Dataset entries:

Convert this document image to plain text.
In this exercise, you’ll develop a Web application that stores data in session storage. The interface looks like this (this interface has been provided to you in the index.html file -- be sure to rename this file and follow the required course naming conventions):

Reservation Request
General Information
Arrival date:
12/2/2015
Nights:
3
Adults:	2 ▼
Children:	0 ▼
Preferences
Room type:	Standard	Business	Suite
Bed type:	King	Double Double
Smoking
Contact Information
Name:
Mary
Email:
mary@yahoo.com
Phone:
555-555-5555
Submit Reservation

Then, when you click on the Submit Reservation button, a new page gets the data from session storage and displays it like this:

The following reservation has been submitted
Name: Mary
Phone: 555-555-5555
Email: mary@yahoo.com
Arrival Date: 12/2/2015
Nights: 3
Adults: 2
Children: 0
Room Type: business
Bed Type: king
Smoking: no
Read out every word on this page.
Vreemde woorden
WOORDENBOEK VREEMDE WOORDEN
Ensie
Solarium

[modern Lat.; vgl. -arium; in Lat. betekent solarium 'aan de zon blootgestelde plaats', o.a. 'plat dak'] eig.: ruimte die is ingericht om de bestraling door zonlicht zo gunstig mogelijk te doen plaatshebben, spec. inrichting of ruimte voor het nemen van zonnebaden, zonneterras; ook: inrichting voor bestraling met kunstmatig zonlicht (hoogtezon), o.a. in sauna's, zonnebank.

**Exercise objective**
Copy all of the material word for word.

**Exercise answer**
Convert this document image to plain text.
In this exercise, you’ll develop a Web application that stores data in session storage. The interface looks like this (this interface has been provided to you in the index.html file -- be sure to rename this file and follow the required course naming conventions):

Reservation Request
General Information
Arrival date:
12/2/2015
Nights:
3
Adults:	2 ▼
Children:	0 ▼
Preferences
Room type:	Standard	Business	Suite
Bed type:	King	Double Double
Smoking
Contact Information
Name:
Mary
Email:
mary@yahoo.com
Phone:
555-555-5555
Submit Reservation

Then, when you click on the Submit Reservation button, a new page gets the data from session storage and displays it like this:

The following reservation has been submitted
Name: Mary
Phone: 555-555-5555
Email: mary@yahoo.com
Arrival Date: 12/2/2015
Nights: 3
Adults: 2
Children: 0
Room Type: business
Bed Type: king
Smoking: no
Read out every word on this page.
Vreemde woorden
WOORDENBOEK VREEMDE WOORDEN
Ensie
Solarium

[modern Lat.; vgl. -arium; in Lat. betekent solarium 'aan de zon blootgestelde plaats', o.a. 'plat dak'] eig.: ruimte die is ingericht om de bestraling door zonlicht zo gunstig mogelijk te doen plaatshebben, spec. inrichting of ruimte voor het nemen van zonnebaden, zonneterras; ook: inrichting voor bestraling met kunstmatig zonlicht (hoogtezon), o.a. in sauna's, zonnebank.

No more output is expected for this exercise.